— start PROVIDED RECORDS —
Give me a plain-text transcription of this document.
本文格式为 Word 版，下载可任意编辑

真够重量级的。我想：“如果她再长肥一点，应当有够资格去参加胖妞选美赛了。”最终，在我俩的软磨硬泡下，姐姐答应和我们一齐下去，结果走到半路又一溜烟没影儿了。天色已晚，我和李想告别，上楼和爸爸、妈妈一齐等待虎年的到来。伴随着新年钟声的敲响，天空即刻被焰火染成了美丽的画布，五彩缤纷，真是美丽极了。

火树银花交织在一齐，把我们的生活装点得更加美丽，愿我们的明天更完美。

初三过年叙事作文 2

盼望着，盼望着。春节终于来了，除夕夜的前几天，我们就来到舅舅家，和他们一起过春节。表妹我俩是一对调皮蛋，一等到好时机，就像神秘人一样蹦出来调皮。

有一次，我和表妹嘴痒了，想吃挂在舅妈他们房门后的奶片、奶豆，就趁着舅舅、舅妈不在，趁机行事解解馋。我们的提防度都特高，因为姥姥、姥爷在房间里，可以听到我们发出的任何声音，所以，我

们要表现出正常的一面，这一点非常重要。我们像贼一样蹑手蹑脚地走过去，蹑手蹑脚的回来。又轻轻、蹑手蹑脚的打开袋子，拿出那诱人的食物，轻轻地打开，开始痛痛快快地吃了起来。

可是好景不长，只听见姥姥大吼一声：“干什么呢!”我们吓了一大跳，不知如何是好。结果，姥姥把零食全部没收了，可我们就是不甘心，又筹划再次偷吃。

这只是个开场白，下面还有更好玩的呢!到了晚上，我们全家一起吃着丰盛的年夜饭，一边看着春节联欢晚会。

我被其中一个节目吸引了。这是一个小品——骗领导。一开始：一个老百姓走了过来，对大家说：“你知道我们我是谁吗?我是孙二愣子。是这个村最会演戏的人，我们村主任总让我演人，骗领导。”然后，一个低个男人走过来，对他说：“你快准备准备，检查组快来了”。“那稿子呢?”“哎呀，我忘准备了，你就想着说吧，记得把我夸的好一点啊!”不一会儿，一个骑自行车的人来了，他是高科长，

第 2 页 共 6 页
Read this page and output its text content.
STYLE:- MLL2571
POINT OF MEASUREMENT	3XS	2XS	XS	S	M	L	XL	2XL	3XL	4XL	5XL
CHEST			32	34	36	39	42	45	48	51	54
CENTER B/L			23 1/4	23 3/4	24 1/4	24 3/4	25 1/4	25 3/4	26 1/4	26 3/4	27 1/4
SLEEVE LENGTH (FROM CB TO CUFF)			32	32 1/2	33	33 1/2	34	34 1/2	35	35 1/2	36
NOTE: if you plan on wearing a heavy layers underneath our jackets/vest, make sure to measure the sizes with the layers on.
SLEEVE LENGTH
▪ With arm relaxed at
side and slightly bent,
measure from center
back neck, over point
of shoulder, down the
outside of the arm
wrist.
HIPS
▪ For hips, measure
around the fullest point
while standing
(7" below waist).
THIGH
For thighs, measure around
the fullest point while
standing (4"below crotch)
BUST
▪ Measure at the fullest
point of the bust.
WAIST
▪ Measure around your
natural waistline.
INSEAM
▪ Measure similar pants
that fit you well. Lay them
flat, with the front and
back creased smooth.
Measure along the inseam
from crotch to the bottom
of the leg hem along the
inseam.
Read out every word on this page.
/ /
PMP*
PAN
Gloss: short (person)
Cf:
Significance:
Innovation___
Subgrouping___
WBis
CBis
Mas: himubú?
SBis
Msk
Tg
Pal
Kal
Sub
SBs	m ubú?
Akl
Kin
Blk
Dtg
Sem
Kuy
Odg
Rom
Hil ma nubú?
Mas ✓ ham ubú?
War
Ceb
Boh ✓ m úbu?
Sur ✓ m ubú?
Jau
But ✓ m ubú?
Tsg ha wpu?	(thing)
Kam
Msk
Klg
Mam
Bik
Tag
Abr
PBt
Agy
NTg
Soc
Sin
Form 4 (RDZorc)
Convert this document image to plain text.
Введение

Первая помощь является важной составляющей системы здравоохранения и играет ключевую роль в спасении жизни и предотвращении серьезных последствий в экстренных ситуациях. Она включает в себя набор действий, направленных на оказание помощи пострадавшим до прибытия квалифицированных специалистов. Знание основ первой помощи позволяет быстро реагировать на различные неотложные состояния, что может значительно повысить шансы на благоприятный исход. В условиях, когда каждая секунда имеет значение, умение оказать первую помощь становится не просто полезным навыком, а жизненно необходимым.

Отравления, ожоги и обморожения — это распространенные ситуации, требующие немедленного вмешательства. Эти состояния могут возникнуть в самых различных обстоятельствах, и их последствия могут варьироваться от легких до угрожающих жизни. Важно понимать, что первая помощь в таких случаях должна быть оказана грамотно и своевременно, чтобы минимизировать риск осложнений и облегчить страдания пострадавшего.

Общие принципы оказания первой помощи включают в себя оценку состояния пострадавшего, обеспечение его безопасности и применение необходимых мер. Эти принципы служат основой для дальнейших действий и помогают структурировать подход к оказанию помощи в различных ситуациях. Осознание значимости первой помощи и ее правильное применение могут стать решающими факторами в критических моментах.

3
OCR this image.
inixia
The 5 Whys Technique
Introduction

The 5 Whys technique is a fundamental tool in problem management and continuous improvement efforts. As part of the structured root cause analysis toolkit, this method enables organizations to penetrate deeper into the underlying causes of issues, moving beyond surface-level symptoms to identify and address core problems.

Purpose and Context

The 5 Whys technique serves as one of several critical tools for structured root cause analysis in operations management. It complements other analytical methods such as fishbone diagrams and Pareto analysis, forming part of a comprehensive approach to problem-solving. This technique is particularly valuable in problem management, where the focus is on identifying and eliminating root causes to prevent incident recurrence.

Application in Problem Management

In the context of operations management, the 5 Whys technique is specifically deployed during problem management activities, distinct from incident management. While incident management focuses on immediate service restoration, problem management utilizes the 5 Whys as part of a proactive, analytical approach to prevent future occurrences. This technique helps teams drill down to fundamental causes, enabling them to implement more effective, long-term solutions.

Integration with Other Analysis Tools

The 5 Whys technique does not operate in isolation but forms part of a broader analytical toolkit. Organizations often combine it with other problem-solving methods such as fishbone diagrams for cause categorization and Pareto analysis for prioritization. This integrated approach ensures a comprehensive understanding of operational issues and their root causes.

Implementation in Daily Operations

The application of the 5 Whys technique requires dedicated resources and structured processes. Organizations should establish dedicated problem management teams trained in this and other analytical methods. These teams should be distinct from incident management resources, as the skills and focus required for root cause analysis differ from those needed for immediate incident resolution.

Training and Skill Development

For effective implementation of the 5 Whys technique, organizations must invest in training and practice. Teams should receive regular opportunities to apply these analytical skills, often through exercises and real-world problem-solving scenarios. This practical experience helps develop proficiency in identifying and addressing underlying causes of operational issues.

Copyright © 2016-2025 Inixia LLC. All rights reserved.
— end PROVIDED RECORDS —
- EXERCISE REQUIREMENTS: Recopy the entries above in their entirety, exactly.

- WRITTEN ANSWER:
Give me a plain-text transcription of this document.
本文格式为 Word 版，下载可任意编辑

真够重量级的。我想：“如果她再长肥一点，应当有够资格去参加胖妞选美赛了。”最终，在我俩的软磨硬泡下，姐姐答应和我们一齐下去，结果走到半路又一溜烟没影儿了。天色已晚，我和李想告别，上楼和爸爸、妈妈一齐等待虎年的到来。伴随着新年钟声的敲响，天空即刻被焰火染成了美丽的画布，五彩缤纷，真是美丽极了。

火树银花交织在一齐，把我们的生活装点得更加美丽，愿我们的明天更完美。

初三过年叙事作文 2

盼望着，盼望着。春节终于来了，除夕夜的前几天，我们就来到舅舅家，和他们一起过春节。表妹我俩是一对调皮蛋，一等到好时机，就像神秘人一样蹦出来调皮。

有一次，我和表妹嘴痒了，想吃挂在舅妈他们房门后的奶片、奶豆，就趁着舅舅、舅妈不在，趁机行事解解馋。我们的提防度都特高，因为姥姥、姥爷在房间里，可以听到我们发出的任何声音，所以，我

们要表现出正常的一面，这一点非常重要。我们像贼一样蹑手蹑脚地走过去，蹑手蹑脚的回来。又轻轻、蹑手蹑脚的打开袋子，拿出那诱人的食物，轻轻地打开，开始痛痛快快地吃了起来。

可是好景不长，只听见姥姥大吼一声：“干什么呢!”我们吓了一大跳，不知如何是好。结果，姥姥把零食全部没收了，可我们就是不甘心，又筹划再次偷吃。

这只是个开场白，下面还有更好玩的呢!到了晚上，我们全家一起吃着丰盛的年夜饭，一边看着春节联欢晚会。

我被其中一个节目吸引了。这是一个小品——骗领导。一开始：一个老百姓走了过来，对大家说：“你知道我们我是谁吗?我是孙二愣子。是这个村最会演戏的人，我们村主任总让我演人，骗领导。”然后，一个低个男人走过来，对他说：“你快准备准备，检查组快来了”。“那稿子呢?”“哎呀，我忘准备了，你就想着说吧，记得把我夸的好一点啊!”不一会儿，一个骑自行车的人来了，他是高科长，

第 2 页 共 6 页
Read this page and output its text content.
STYLE:- MLL2571
POINT OF MEASUREMENT	3XS	2XS	XS	S	M	L	XL	2XL	3XL	4XL	5XL
CHEST			32	34	36	39	42	45	48	51	54
CENTER B/L			23 1/4	23 3/4	24 1/4	24 3/4	25 1/4	25 3/4	26 1/4	26 3/4	27 1/4
SLEEVE LENGTH (FROM CB TO CUFF)			32	32 1/2	33	33 1/2	34	34 1/2	35	35 1/2	36
NOTE: if you plan on wearing a heavy layers underneath our jackets/vest, make sure to measure the sizes with the layers on.
SLEEVE LENGTH
▪ With arm relaxed at
side and slightly bent,
measure from center
back neck, over point
of shoulder, down the
outside of the arm
wrist.
HIPS
▪ For hips, measure
around the fullest point
while standing
(7" below waist).
THIGH
For thighs, measure around
the fullest point while
standing (4"below crotch)
BUST
▪ Measure at the fullest
point of the bust.
WAIST
▪ Measure around your
natural waistline.
INSEAM
▪ Measure similar pants
that fit you well. Lay them
flat, with the front and
back creased smooth.
Measure along the inseam
from crotch to the bottom
of the leg hem along the
inseam.
Read out every word on this page.
/ /
PMP*
PAN
Gloss: short (person)
Cf:
Significance:
Innovation___
Subgrouping___
WBis
CBis
Mas: himubú?
SBis
Msk
Tg
Pal
Kal
Sub
SBs	m ubú?
Akl
Kin
Blk
Dtg
Sem
Kuy
Odg
Rom
Hil ma nubú?
Mas ✓ ham ubú?
War
Ceb
Boh ✓ m úbu?
Sur ✓ m ubú?
Jau
But ✓ m ubú?
Tsg ha wpu?	(thing)
Kam
Msk
Klg
Mam
Bik
Tag
Abr
PBt
Agy
NTg
Soc
Sin
Form 4 (RDZorc)
Convert this document image to plain text.
Введение

Первая помощь является важной составляющей системы здравоохранения и играет ключевую роль в спасении жизни и предотвращении серьезных последствий в экстренных ситуациях. Она включает в себя набор действий, направленных на оказание помощи пострадавшим до прибытия квалифицированных специалистов. Знание основ первой помощи позволяет быстро реагировать на различные неотложные состояния, что может значительно повысить шансы на благоприятный исход. В условиях, когда каждая секунда имеет значение, умение оказать первую помощь становится не просто полезным навыком, а жизненно необходимым.

Отравления, ожоги и обморожения — это распространенные ситуации, требующие немедленного вмешательства. Эти состояния могут возникнуть в самых различных обстоятельствах, и их последствия могут варьироваться от легких до угрожающих жизни. Важно понимать, что первая помощь в таких случаях должна быть оказана грамотно и своевременно, чтобы минимизировать риск осложнений и облегчить страдания пострадавшего.

Общие принципы оказания первой помощи включают в себя оценку состояния пострадавшего, обеспечение его безопасности и применение необходимых мер. Эти принципы служат основой для дальнейших действий и помогают структурировать подход к оказанию помощи в различных ситуациях. Осознание значимости первой помощи и ее правильное применение могут стать решающими факторами в критических моментах.

3
OCR this image.
inixia
The 5 Whys Technique
Introduction

The 5 Whys technique is a fundamental tool in problem management and continuous improvement efforts. As part of the structured root cause analysis toolkit, this method enables organizations to penetrate deeper into the underlying causes of issues, moving beyond surface-level symptoms to identify and address core problems.

Purpose and Context

The 5 Whys technique serves as one of several critical tools for structured root cause analysis in operations management. It complements other analytical methods such as fishbone diagrams and Pareto analysis, forming part of a comprehensive approach to problem-solving. This technique is particularly valuable in problem management, where the focus is on identifying and eliminating root causes to prevent incident recurrence.

Application in Problem Management

In the context of operations management, the 5 Whys technique is specifically deployed during problem management activities, distinct from incident management. While incident management focuses on immediate service restoration, problem management utilizes the 5 Whys as part of a proactive, analytical approach to prevent future occurrences. This technique helps teams drill down to fundamental causes, enabling them to implement more effective, long-term solutions.

Integration with Other Analysis Tools

The 5 Whys technique does not operate in isolation but forms part of a broader analytical toolkit. Organizations often combine it with other problem-solving methods such as fishbone diagrams for cause categorization and Pareto analysis for prioritization. This integrated approach ensures a comprehensive understanding of operational issues and their root causes.

Implementation in Daily Operations

The application of the 5 Whys technique requires dedicated resources and structured processes. Organizations should establish dedicated problem management teams trained in this and other analytical methods. These teams should be distinct from incident management resources, as the skills and focus required for root cause analysis differ from those needed for immediate incident resolution.

Training and Skill Development

For effective implementation of the 5 Whys technique, organizations must invest in training and practice. Teams should receive regular opportunities to apply these analytical skills, often through exercises and real-world problem-solving scenarios. This practical experience helps develop proficiency in identifying and addressing underlying causes of operational issues.

Copyright © 2016-2025 Inixia LLC. All rights reserved.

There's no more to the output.